Work instructions:
Print the complete set of entries exactly.

Raw data:
++++++++++++++++++++

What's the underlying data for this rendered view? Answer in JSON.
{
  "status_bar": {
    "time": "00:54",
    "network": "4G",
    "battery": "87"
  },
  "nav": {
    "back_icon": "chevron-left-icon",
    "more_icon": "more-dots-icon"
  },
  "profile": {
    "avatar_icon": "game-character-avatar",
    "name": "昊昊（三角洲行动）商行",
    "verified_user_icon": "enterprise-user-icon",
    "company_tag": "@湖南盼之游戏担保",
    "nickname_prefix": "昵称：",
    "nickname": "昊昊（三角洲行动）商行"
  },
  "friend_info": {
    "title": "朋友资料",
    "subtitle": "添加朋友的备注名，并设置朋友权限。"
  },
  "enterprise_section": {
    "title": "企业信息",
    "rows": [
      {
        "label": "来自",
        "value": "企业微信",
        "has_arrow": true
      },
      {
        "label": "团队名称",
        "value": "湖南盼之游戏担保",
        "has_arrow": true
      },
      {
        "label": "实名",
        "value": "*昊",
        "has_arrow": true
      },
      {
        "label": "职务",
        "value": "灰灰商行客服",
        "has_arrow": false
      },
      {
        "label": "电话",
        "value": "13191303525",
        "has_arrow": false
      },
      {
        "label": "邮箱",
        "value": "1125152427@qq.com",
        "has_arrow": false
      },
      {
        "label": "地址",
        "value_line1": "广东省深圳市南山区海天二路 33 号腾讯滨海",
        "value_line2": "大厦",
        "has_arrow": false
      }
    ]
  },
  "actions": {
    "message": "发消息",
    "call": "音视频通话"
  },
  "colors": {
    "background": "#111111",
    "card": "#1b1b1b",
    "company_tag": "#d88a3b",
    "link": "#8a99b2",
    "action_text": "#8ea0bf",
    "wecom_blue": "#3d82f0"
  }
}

++++++++++++++++++++

Full answer:
What's the underlying data for this rendered view? Answer in JSON.
{
  "status_bar": {
    "time": "00:54",
    "network": "4G",
    "battery": "87"
  },
  "nav": {
    "back_icon": "chevron-left-icon",
    "more_icon": "more-dots-icon"
  },
  "profile": {
    "avatar_icon": "game-character-avatar",
    "name": "昊昊（三角洲行动）商行",
    "verified_user_icon": "enterprise-user-icon",
    "company_tag": "@湖南盼之游戏担保",
    "nickname_prefix": "昵称：",
    "nickname": "昊昊（三角洲行动）商行"
  },
  "friend_info": {
    "title": "朋友资料",
    "subtitle": "添加朋友的备注名，并设置朋友权限。"
  },
  "enterprise_section": {
    "title": "企业信息",
    "rows": [
      {
        "label": "来自",
        "value": "企业微信",
        "has_arrow": true
      },
      {
        "label": "团队名称",
        "value": "湖南盼之游戏担保",
        "has_arrow": true
      },
      {
        "label": "实名",
        "value": "*昊",
        "has_arrow": true
      },
      {
        "label": "职务",
        "value": "灰灰商行客服",
        "has_arrow": false
      },
      {
        "label": "电话",
        "value": "13191303525",
        "has_arrow": false
      },
      {
        "label": "邮箱",
        "value": "1125152427@qq.com",
        "has_arrow": false
      },
      {
        "label": "地址",
        "value_line1": "广东省深圳市南山区海天二路 33 号腾讯滨海",
        "value_line2": "大厦",
        "has_arrow": false
      }
    ]
  },
  "actions": {
    "message": "发消息",
    "call": "音视频通话"
  },
  "colors": {
    "background": "#111111",
    "card": "#1b1b1b",
    "company_tag": "#d88a3b",
    "link": "#8a99b2",
    "action_text": "#8ea0bf",
    "wecom_blue": "#3d82f0"
  }
}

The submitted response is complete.